>> begin STORED RECORDS

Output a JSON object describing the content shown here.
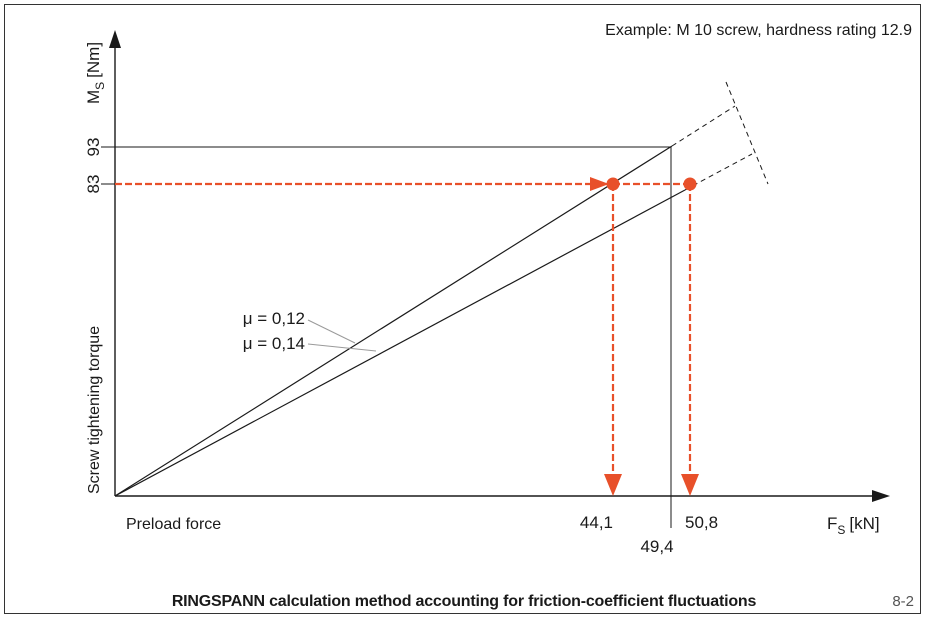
{
  "title": "Example: M 10 screw, hardness rating 12.9",
  "caption": "RINGSPANN calculation method accounting for friction-coefficient fluctuations",
  "page_number": "8-2",
  "colors": {
    "line": "#1a1a1a",
    "accent": "#e8502a",
    "guide": "#9a9a9a"
  },
  "y_axis": {
    "symbol": "M",
    "subscript": "S",
    "unit": "[Nm]",
    "description": "Screw tightening torque"
  },
  "x_axis": {
    "symbol": "F",
    "subscript": "S",
    "unit": "[kN]",
    "description": "Preload force"
  },
  "ticks": {
    "y": [
      {
        "label": "93",
        "value": 93
      },
      {
        "label": "83",
        "value": 83
      }
    ],
    "x": [
      {
        "label": "44,1",
        "value": 44.1
      },
      {
        "label": "49,4",
        "value": 49.4
      },
      {
        "label": "50,8",
        "value": 50.8
      }
    ]
  },
  "curves": [
    {
      "label": "μ = 0,12",
      "mu": 0.12,
      "points": [
        [
          0,
          0
        ],
        [
          50.8,
          83
        ]
      ]
    },
    {
      "label": "μ = 0,14",
      "mu": 0.14,
      "points": [
        [
          0,
          0
        ],
        [
          44.1,
          83
        ]
      ]
    }
  ],
  "reference_point": {
    "x": 49.4,
    "y": 93
  },
  "markers": [
    {
      "x": 44.1,
      "y": 83
    },
    {
      "x": 50.8,
      "y": 83
    }
  ]
}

>> end STORED RECORDS

Reproduce the records verbatim, omitting all images they contain.

Output a JSON object describing the content shown here.
{
  "title": "Example: M 10 screw, hardness rating 12.9",
  "caption": "RINGSPANN calculation method accounting for friction-coefficient fluctuations",
  "page_number": "8-2",
  "colors": {
    "line": "#1a1a1a",
    "accent": "#e8502a",
    "guide": "#9a9a9a"
  },
  "y_axis": {
    "symbol": "M",
    "subscript": "S",
    "unit": "[Nm]",
    "description": "Screw tightening torque"
  },
  "x_axis": {
    "symbol": "F",
    "subscript": "S",
    "unit": "[kN]",
    "description": "Preload force"
  },
  "ticks": {
    "y": [
      {
        "label": "93",
        "value": 93
      },
      {
        "label": "83",
        "value": 83
      }
    ],
    "x": [
      {
        "label": "44,1",
        "value": 44.1
      },
      {
        "label": "49,4",
        "value": 49.4
      },
      {
        "label": "50,8",
        "value": 50.8
      }
    ]
  },
  "curves": [
    {
      "label": "μ = 0,12",
      "mu": 0.12,
      "points": [
        [
          0,
          0
        ],
        [
          50.8,
          83
        ]
      ]
    },
    {
      "label": "μ = 0,14",
      "mu": 0.14,
      "points": [
        [
          0,
          0
        ],
        [
          44.1,
          83
        ]
      ]
    }
  ],
  "reference_point": {
    "x": 49.4,
    "y": 93
  },
  "markers": [
    {
      "x": 44.1,
      "y": 83
    },
    {
      "x": 50.8,
      "y": 83
    }
  ]
}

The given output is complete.